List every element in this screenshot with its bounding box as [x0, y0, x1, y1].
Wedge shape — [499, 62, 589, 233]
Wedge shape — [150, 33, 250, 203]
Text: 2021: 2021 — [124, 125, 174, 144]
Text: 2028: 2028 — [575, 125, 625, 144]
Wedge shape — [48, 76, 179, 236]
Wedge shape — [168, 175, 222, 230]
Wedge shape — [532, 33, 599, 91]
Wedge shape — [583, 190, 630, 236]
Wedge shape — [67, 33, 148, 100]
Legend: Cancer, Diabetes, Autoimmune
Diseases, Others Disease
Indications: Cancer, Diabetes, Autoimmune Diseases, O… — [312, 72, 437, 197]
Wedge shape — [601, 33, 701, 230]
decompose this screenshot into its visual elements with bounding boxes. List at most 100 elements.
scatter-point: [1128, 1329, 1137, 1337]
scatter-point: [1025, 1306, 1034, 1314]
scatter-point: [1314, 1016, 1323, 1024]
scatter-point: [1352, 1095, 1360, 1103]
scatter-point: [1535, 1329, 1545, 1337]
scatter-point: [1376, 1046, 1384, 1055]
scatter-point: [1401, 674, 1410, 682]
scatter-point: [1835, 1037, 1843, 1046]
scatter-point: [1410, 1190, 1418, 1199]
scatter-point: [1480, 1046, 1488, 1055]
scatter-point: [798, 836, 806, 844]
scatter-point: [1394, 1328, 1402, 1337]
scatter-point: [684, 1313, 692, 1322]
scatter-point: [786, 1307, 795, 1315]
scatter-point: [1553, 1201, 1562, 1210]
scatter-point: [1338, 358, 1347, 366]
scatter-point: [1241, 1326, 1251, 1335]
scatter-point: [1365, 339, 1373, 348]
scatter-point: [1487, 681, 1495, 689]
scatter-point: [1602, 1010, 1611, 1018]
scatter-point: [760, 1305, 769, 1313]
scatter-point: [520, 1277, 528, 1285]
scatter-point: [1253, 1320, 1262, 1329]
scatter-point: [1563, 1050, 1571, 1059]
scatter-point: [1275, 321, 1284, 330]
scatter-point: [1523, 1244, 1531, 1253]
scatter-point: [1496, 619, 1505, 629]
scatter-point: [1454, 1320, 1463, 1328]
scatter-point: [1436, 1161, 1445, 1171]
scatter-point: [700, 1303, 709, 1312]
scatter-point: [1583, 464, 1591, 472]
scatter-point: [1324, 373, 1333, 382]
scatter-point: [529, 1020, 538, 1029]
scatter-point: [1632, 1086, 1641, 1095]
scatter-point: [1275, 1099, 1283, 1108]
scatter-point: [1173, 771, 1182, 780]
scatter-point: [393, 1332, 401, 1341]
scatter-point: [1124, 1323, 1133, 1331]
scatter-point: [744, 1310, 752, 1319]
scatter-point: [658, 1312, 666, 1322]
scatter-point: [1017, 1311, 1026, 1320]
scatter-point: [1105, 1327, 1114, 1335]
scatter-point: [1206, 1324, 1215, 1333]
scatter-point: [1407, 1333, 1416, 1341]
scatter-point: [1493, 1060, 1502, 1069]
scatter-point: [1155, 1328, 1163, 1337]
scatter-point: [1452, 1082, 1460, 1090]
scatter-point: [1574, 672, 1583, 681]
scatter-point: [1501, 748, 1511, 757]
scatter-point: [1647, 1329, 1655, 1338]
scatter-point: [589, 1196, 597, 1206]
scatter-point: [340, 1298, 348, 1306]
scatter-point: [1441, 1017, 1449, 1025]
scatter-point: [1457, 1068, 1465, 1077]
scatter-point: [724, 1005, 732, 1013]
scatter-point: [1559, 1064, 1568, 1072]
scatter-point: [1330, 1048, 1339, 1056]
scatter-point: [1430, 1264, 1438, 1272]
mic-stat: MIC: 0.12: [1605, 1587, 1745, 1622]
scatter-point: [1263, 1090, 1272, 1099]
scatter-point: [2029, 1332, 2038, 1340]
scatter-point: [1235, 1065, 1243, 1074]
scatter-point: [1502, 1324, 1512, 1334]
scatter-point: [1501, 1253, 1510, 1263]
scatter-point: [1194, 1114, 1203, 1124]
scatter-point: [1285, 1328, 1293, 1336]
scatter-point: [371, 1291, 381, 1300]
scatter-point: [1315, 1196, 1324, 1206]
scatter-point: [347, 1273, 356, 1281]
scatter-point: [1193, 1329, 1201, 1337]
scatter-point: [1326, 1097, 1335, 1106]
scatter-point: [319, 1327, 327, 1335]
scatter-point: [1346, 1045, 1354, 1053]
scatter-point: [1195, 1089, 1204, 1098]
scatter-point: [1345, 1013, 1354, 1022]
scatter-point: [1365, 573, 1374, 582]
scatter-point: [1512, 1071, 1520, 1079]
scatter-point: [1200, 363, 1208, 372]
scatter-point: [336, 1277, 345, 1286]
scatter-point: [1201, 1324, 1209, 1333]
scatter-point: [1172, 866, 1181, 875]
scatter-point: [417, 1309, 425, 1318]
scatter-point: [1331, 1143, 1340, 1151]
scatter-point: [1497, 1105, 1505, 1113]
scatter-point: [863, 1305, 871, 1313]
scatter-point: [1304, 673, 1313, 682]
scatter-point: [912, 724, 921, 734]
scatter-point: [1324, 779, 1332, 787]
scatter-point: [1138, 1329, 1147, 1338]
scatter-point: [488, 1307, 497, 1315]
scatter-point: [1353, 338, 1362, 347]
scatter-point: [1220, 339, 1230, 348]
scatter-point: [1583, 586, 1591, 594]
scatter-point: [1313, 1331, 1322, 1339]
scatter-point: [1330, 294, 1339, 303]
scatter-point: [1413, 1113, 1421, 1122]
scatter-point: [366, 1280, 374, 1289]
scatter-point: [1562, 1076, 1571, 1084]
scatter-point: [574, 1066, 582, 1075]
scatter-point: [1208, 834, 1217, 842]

• [Instructions for the task]:
Copy the material verbatim, starting at its first line and ending with the line that contains "Diseases, Others Disease", with both of those lines included.

• [Response to the exercise]:
List every element in this screenshot with its bounding box as [x0, y0, x1, y1].
Wedge shape — [499, 62, 589, 233]
Wedge shape — [150, 33, 250, 203]
Text: 2021: 2021 — [124, 125, 174, 144]
Text: 2028: 2028 — [575, 125, 625, 144]
Wedge shape — [48, 76, 179, 236]
Wedge shape — [168, 175, 222, 230]
Wedge shape — [532, 33, 599, 91]
Wedge shape — [583, 190, 630, 236]
Wedge shape — [67, 33, 148, 100]
Legend: Cancer, Diabetes, Autoimmune
Diseases, Others Disease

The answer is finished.